# Stated task
Every entry must be echoed exactly.

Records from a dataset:
* * * * * * *

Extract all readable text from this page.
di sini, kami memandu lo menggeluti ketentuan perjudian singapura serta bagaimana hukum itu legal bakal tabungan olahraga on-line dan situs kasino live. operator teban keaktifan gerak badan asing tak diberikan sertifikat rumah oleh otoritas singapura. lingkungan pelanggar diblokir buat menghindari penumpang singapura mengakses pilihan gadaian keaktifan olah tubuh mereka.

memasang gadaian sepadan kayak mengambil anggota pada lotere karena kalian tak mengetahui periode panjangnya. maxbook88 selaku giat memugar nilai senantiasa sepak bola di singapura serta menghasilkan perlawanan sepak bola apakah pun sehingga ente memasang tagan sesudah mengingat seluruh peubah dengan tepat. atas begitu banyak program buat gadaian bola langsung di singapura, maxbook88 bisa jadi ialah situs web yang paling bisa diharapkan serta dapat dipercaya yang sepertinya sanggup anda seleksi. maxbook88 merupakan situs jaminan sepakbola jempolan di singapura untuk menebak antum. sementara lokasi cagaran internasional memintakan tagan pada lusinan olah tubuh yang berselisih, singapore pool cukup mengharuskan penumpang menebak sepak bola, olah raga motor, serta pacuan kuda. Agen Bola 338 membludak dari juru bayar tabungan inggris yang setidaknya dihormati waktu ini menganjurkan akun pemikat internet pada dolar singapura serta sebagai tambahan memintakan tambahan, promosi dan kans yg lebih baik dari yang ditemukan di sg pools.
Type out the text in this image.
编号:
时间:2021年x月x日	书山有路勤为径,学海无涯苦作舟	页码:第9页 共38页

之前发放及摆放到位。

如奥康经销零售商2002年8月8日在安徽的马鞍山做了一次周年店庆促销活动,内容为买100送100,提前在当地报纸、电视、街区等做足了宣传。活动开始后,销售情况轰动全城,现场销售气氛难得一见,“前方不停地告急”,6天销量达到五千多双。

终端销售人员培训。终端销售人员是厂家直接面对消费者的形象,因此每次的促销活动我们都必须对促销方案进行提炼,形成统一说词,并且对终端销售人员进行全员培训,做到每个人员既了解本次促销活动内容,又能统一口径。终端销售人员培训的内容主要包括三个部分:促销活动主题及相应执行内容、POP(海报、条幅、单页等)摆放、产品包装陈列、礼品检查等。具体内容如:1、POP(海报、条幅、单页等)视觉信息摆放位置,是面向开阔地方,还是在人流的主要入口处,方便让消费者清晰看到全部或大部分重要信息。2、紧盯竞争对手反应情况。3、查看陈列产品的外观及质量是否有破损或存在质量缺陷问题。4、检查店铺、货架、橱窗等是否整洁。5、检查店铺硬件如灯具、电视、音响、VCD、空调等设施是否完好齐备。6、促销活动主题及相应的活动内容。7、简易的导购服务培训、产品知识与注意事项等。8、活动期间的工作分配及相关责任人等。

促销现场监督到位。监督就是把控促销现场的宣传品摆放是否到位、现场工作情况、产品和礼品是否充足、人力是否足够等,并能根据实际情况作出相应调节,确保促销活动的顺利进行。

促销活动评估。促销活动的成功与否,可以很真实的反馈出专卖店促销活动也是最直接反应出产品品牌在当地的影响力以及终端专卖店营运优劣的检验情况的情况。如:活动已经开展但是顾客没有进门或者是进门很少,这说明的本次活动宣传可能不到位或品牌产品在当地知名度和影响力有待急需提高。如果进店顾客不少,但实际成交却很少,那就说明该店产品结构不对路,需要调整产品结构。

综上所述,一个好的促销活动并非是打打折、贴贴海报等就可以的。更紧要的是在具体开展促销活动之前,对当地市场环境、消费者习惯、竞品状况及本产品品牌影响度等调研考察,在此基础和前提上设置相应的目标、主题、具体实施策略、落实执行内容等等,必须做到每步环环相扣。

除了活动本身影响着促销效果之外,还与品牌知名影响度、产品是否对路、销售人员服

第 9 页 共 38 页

* * * * * * *

# Solution below
Extract all readable text from this page.
di sini, kami memandu lo menggeluti ketentuan perjudian singapura serta bagaimana hukum itu legal bakal tabungan olahraga on-line dan situs kasino live. operator teban keaktifan gerak badan asing tak diberikan sertifikat rumah oleh otoritas singapura. lingkungan pelanggar diblokir buat menghindari penumpang singapura mengakses pilihan gadaian keaktifan olah tubuh mereka.

memasang gadaian sepadan kayak mengambil anggota pada lotere karena kalian tak mengetahui periode panjangnya. maxbook88 selaku giat memugar nilai senantiasa sepak bola di singapura serta menghasilkan perlawanan sepak bola apakah pun sehingga ente memasang tagan sesudah mengingat seluruh peubah dengan tepat. atas begitu banyak program buat gadaian bola langsung di singapura, maxbook88 bisa jadi ialah situs web yang paling bisa diharapkan serta dapat dipercaya yang sepertinya sanggup anda seleksi. maxbook88 merupakan situs jaminan sepakbola jempolan di singapura untuk menebak antum. sementara lokasi cagaran internasional memintakan tagan pada lusinan olah tubuh yang berselisih, singapore pool cukup mengharuskan penumpang menebak sepak bola, olah raga motor, serta pacuan kuda. Agen Bola 338 membludak dari juru bayar tabungan inggris yang setidaknya dihormati waktu ini menganjurkan akun pemikat internet pada dolar singapura serta sebagai tambahan memintakan tambahan, promosi dan kans yg lebih baik dari yang ditemukan di sg pools.
Type out the text in this image.
编号:
时间:2021年x月x日	书山有路勤为径,学海无涯苦作舟	页码:第9页 共38页

之前发放及摆放到位。

如奥康经销零售商2002年8月8日在安徽的马鞍山做了一次周年店庆促销活动,内容为买100送100,提前在当地报纸、电视、街区等做足了宣传。活动开始后,销售情况轰动全城,现场销售气氛难得一见,“前方不停地告急”,6天销量达到五千多双。

终端销售人员培训。终端销售人员是厂家直接面对消费者的形象,因此每次的促销活动我们都必须对促销方案进行提炼,形成统一说词,并且对终端销售人员进行全员培训,做到每个人员既了解本次促销活动内容,又能统一口径。终端销售人员培训的内容主要包括三个部分:促销活动主题及相应执行内容、POP(海报、条幅、单页等)摆放、产品包装陈列、礼品检查等。具体内容如:1、POP(海报、条幅、单页等)视觉信息摆放位置,是面向开阔地方,还是在人流的主要入口处,方便让消费者清晰看到全部或大部分重要信息。2、紧盯竞争对手反应情况。3、查看陈列产品的外观及质量是否有破损或存在质量缺陷问题。4、检查店铺、货架、橱窗等是否整洁。5、检查店铺硬件如灯具、电视、音响、VCD、空调等设施是否完好齐备。6、促销活动主题及相应的活动内容。7、简易的导购服务培训、产品知识与注意事项等。8、活动期间的工作分配及相关责任人等。

促销现场监督到位。监督就是把控促销现场的宣传品摆放是否到位、现场工作情况、产品和礼品是否充足、人力是否足够等,并能根据实际情况作出相应调节,确保促销活动的顺利进行。

促销活动评估。促销活动的成功与否,可以很真实的反馈出专卖店促销活动也是最直接反应出产品品牌在当地的影响力以及终端专卖店营运优劣的检验情况的情况。如:活动已经开展但是顾客没有进门或者是进门很少,这说明的本次活动宣传可能不到位或品牌产品在当地知名度和影响力有待急需提高。如果进店顾客不少,但实际成交却很少,那就说明该店产品结构不对路,需要调整产品结构。

综上所述,一个好的促销活动并非是打打折、贴贴海报等就可以的。更紧要的是在具体开展促销活动之前,对当地市场环境、消费者习惯、竞品状况及本产品品牌影响度等调研考察,在此基础和前提上设置相应的目标、主题、具体实施策略、落实执行内容等等,必须做到每步环环相扣。

除了活动本身影响着促销效果之外,还与品牌知名影响度、产品是否对路、销售人员服

第 9 页 共 38 页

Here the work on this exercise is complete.